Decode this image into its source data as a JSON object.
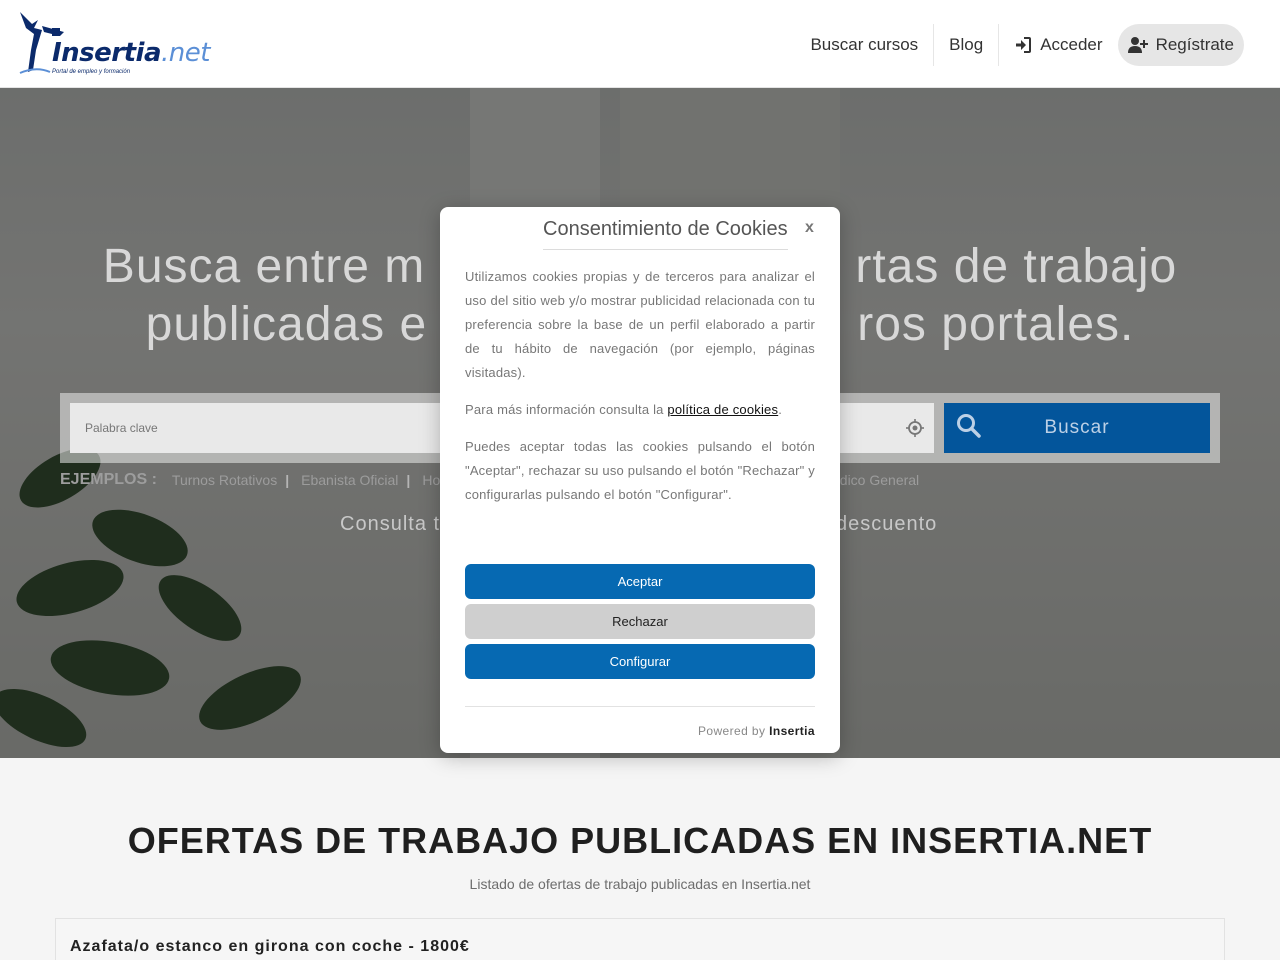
{
  "header": {
    "logo_text_main": "Insertia",
    "logo_text_ext": ".net",
    "logo_tagline": "Portal de empleo y formación",
    "nav": {
      "courses": "Buscar cursos",
      "blog": "Blog",
      "login": "Acceder",
      "register": "Regístrate"
    }
  },
  "hero": {
    "title_line1": "Busca entre m                              rtas de trabajo",
    "title_line2": "publicadas e                              ros portales.",
    "search_placeholder": "Palabra clave",
    "search_button": "Buscar",
    "examples_label": "EJEMPLOS :",
    "examples": [
      "Turnos Rotativos",
      "Ebanista Oficial",
      "Ho"
    ],
    "example_visible_right": "edico General",
    "promo_left": "Consulta t",
    "promo_right": "descuento"
  },
  "modal": {
    "title": "Consentimiento de Cookies",
    "close": "x",
    "paragraph1": "Utilizamos cookies propias y de terceros para analizar el uso del sitio web y/o mostrar publicidad relacionada con tu preferencia sobre la base de un perfil elaborado a partir de tu hábito de navegación (por ejemplo, páginas visitadas).",
    "paragraph2_prefix": "Para más información consulta la ",
    "paragraph2_link": "política de cookies",
    "paragraph2_suffix": ".",
    "paragraph3": "Puedes aceptar todas las cookies pulsando el botón \"Aceptar\", rechazar su uso pulsando el botón \"Rechazar\" y configurarlas pulsando el botón \"Configurar\".",
    "accept": "Aceptar",
    "reject": "Rechazar",
    "configure": "Configurar",
    "powered_prefix": "Powered by ",
    "powered_brand": "Insertia"
  },
  "section": {
    "title": "OFERTAS DE TRABAJO PUBLICADAS EN INSERTIA.NET",
    "subtitle": "Listado de ofertas de trabajo publicadas en Insertia.net",
    "first_job": "Azafata/o estanco en girona con coche - 1800€"
  },
  "colors": {
    "primary": "#0669b2",
    "search_button": "#03559b",
    "brand_dark": "#0b2a6b"
  }
}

Task goal: Locate the lines above that hold the word "Buscar". Show every one of them.

Exercise result:
      "courses": "Buscar cursos",
    "search_button": "Buscar",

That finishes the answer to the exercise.